* _GOAL_: Lines containing "xlabel" are to be counted. Report the count alone.

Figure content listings
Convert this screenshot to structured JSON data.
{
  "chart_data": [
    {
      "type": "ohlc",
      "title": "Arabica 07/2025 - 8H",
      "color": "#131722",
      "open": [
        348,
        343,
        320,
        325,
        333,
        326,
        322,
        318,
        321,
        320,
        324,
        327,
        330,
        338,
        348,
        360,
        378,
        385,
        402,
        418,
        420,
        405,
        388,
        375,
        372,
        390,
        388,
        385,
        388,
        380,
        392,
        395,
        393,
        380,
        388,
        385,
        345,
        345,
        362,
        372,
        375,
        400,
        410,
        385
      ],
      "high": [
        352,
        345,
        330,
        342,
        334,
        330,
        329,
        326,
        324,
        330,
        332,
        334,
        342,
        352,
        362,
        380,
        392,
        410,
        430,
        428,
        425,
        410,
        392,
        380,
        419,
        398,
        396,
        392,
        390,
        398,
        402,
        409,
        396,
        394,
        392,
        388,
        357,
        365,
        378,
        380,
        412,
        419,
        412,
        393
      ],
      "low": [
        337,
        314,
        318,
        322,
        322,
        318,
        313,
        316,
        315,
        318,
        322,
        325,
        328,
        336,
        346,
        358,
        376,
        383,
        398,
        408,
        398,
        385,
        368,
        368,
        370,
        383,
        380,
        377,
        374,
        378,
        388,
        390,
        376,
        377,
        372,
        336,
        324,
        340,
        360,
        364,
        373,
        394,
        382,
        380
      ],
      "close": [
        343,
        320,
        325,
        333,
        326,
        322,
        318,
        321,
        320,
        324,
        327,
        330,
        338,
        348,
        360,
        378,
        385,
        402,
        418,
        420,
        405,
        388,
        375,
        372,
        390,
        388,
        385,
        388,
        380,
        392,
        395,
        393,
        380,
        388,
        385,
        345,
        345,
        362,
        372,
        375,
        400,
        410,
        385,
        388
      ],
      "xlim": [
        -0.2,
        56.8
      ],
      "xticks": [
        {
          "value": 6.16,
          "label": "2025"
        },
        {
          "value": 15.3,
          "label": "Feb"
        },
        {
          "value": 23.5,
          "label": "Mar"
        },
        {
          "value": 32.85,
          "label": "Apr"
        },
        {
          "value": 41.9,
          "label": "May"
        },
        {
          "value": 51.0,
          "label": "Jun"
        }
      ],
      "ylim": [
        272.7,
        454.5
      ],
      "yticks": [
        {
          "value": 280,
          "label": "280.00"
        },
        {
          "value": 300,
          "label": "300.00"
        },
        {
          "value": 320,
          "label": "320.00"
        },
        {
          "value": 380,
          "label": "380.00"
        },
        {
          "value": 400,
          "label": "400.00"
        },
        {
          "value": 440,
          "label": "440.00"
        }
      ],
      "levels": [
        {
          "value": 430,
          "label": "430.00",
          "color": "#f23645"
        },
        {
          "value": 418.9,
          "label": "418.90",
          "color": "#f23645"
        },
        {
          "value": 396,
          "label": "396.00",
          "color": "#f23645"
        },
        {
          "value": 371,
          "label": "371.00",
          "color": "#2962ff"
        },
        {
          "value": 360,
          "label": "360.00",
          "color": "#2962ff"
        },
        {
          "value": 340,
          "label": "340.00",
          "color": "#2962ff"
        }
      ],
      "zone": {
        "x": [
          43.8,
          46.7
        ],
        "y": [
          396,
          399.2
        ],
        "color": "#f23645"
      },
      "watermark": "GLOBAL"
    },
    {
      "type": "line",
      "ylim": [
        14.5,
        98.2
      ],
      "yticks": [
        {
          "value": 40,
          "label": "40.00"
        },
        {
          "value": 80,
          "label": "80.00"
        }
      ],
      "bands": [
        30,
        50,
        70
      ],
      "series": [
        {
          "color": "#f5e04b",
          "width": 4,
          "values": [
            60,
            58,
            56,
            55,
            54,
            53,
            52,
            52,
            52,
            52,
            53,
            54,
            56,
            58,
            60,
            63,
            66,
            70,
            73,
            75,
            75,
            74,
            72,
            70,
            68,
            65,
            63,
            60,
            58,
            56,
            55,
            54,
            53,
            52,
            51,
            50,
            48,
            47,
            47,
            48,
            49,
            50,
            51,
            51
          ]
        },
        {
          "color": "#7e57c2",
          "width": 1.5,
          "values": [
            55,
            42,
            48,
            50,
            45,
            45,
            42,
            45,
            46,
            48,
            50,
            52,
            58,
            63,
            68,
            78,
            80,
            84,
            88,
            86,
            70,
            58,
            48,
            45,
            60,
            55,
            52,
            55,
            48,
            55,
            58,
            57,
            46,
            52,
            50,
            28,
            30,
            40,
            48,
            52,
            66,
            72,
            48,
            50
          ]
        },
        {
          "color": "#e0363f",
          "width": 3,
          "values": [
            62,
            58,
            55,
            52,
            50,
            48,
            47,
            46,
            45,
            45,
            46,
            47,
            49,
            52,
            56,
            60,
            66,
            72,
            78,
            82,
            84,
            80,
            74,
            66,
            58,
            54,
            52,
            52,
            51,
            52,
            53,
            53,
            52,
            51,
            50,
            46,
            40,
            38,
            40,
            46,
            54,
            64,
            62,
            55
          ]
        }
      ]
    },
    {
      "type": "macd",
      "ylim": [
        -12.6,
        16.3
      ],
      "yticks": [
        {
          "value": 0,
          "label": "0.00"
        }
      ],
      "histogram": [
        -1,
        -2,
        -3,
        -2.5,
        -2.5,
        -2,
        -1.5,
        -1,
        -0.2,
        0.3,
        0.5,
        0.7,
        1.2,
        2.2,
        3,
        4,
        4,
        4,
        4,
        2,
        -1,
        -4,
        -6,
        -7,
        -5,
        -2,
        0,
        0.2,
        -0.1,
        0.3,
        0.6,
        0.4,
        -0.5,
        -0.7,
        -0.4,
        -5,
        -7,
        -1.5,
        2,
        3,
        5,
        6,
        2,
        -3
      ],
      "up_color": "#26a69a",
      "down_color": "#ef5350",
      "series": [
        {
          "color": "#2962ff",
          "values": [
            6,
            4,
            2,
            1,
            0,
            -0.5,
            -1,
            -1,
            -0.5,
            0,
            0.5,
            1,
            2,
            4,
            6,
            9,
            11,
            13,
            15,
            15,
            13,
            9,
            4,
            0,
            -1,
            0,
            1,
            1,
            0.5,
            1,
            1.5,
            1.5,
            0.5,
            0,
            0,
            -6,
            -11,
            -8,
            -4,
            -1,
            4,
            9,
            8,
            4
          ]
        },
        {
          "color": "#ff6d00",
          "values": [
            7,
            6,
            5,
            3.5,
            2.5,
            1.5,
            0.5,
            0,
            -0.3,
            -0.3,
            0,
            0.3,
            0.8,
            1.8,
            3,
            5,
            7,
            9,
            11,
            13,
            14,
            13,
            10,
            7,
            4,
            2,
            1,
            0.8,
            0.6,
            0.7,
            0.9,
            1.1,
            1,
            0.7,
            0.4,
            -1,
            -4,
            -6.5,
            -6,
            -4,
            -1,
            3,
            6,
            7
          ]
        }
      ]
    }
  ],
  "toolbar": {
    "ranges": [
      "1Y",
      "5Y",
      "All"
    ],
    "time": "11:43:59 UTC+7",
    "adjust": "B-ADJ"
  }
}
==
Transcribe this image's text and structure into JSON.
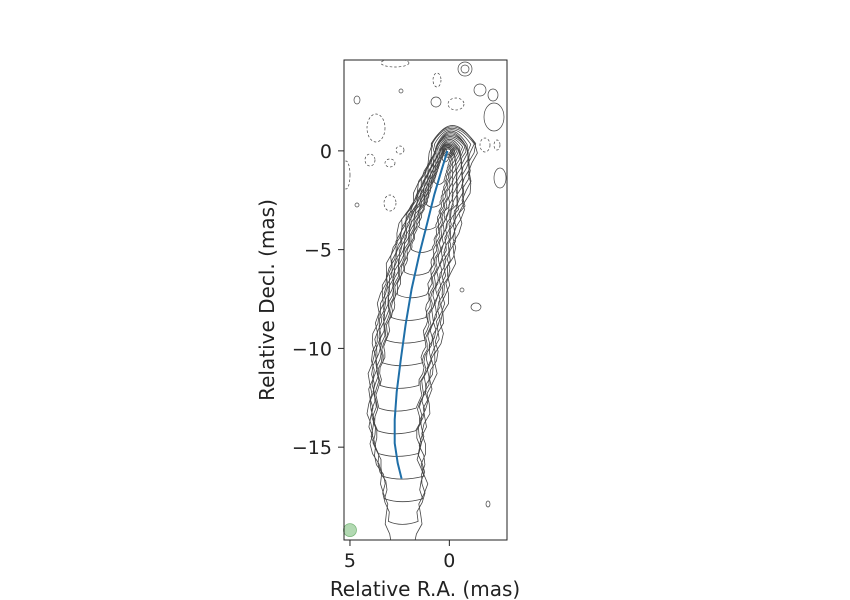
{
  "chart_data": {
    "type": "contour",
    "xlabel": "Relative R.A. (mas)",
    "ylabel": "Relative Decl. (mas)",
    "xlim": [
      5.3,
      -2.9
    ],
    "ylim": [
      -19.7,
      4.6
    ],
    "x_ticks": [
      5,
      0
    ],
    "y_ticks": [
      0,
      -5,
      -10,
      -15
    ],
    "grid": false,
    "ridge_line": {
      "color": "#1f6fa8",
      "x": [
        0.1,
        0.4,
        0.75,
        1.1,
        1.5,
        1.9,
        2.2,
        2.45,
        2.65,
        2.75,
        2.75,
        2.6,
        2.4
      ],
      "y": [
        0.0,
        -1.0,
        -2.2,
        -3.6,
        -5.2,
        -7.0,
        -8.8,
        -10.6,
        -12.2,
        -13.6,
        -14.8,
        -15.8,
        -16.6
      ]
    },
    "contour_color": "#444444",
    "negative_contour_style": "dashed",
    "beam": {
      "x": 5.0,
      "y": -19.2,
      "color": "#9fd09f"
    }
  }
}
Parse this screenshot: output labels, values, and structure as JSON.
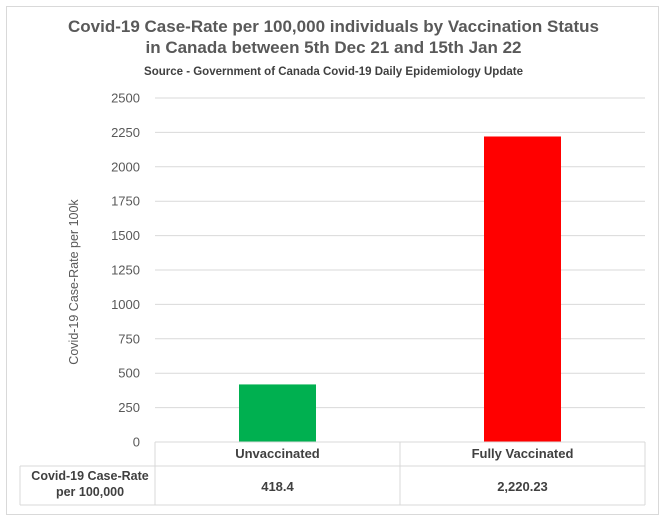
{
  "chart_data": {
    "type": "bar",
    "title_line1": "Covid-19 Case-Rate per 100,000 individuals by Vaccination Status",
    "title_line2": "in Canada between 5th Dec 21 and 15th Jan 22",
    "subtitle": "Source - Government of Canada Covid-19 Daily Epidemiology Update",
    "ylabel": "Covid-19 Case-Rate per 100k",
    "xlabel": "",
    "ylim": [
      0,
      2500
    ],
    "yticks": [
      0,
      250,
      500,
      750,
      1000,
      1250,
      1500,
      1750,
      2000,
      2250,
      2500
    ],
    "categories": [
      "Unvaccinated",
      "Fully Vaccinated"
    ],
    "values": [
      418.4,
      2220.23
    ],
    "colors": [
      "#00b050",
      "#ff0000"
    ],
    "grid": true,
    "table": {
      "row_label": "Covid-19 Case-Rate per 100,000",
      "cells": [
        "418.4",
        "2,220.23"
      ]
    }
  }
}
* * *
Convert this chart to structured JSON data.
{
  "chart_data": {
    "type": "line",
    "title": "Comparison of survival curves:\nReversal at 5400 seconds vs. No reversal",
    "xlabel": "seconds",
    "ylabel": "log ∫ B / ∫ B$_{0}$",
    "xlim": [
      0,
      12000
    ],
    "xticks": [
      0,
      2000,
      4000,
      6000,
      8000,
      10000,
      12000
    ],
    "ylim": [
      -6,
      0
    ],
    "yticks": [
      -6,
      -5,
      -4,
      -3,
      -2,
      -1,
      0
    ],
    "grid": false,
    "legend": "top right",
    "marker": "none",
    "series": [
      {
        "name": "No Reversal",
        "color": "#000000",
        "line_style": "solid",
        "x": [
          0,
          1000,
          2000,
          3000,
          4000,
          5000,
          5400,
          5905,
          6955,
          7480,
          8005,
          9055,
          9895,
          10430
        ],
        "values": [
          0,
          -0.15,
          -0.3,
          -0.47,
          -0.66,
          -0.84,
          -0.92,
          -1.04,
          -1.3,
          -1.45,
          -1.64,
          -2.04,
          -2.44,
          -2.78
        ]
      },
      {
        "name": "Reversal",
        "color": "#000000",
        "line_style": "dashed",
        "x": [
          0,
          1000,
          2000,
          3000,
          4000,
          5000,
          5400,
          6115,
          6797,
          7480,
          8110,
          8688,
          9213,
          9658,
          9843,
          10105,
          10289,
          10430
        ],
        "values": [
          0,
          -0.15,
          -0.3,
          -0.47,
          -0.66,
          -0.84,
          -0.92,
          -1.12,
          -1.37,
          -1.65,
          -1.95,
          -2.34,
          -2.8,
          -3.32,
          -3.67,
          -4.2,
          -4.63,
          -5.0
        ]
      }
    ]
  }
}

* _SOLUTION_: 3